[Task statement]:
Will you give every entry again exactly as it stands?

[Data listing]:
* begin *
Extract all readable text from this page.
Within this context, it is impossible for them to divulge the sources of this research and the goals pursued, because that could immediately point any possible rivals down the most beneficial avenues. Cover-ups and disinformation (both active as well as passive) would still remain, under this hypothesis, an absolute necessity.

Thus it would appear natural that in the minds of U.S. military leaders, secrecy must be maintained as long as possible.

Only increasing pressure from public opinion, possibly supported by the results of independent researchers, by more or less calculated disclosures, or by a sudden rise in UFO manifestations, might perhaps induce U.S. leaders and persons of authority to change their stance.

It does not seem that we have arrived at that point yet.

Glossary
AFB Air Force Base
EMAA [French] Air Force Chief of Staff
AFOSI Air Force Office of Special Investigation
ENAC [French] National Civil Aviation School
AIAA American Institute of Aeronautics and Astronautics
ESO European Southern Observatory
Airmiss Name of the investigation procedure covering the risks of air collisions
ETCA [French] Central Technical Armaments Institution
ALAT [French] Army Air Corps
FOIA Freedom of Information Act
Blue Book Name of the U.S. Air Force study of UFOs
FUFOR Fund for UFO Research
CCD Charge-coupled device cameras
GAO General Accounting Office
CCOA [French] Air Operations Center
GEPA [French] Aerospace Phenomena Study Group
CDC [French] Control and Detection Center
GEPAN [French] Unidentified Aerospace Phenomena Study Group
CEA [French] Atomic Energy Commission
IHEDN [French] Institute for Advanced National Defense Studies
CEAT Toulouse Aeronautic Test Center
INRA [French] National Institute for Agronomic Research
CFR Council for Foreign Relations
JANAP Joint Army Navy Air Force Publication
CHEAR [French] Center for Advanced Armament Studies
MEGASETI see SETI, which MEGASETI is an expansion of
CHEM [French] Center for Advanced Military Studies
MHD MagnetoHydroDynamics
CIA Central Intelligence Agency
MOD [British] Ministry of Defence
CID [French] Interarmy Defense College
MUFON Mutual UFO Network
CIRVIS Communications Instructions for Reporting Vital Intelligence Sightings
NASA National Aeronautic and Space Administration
* end *
[Answer to this exercise]:
Extract all readable text from this page.
Within this context, it is impossible for them to divulge the sources of this research and the goals pursued, because that could immediately point any possible rivals down the most beneficial avenues. Cover-ups and disinformation (both active as well as passive) would still remain, under this hypothesis, an absolute necessity.

Thus it would appear natural that in the minds of U.S. military leaders, secrecy must be maintained as long as possible.

Only increasing pressure from public opinion, possibly supported by the results of independent researchers, by more or less calculated disclosures, or by a sudden rise in UFO manifestations, might perhaps induce U.S. leaders and persons of authority to change their stance.

It does not seem that we have arrived at that point yet.

Glossary
AFB Air Force Base
EMAA [French] Air Force Chief of Staff
AFOSI Air Force Office of Special Investigation
ENAC [French] National Civil Aviation School
AIAA American Institute of Aeronautics and Astronautics
ESO European Southern Observatory
Airmiss Name of the investigation procedure covering the risks of air collisions
ETCA [French] Central Technical Armaments Institution
ALAT [French] Army Air Corps
FOIA Freedom of Information Act
Blue Book Name of the U.S. Air Force study of UFOs
FUFOR Fund for UFO Research
CCD Charge-coupled device cameras
GAO General Accounting Office
CCOA [French] Air Operations Center
GEPA [French] Aerospace Phenomena Study Group
CDC [French] Control and Detection Center
GEPAN [French] Unidentified Aerospace Phenomena Study Group
CEA [French] Atomic Energy Commission
IHEDN [French] Institute for Advanced National Defense Studies
CEAT Toulouse Aeronautic Test Center
INRA [French] National Institute for Agronomic Research
CFR Council for Foreign Relations
JANAP Joint Army Navy Air Force Publication
CHEAR [French] Center for Advanced Armament Studies
MEGASETI see SETI, which MEGASETI is an expansion of
CHEM [French] Center for Advanced Military Studies
MHD MagnetoHydroDynamics
CIA Central Intelligence Agency
MOD [British] Ministry of Defence
CID [French] Interarmy Defense College
MUFON Mutual UFO Network
CIRVIS Communications Instructions for Reporting Vital Intelligence Sightings
NASA National Aeronautic and Space Administration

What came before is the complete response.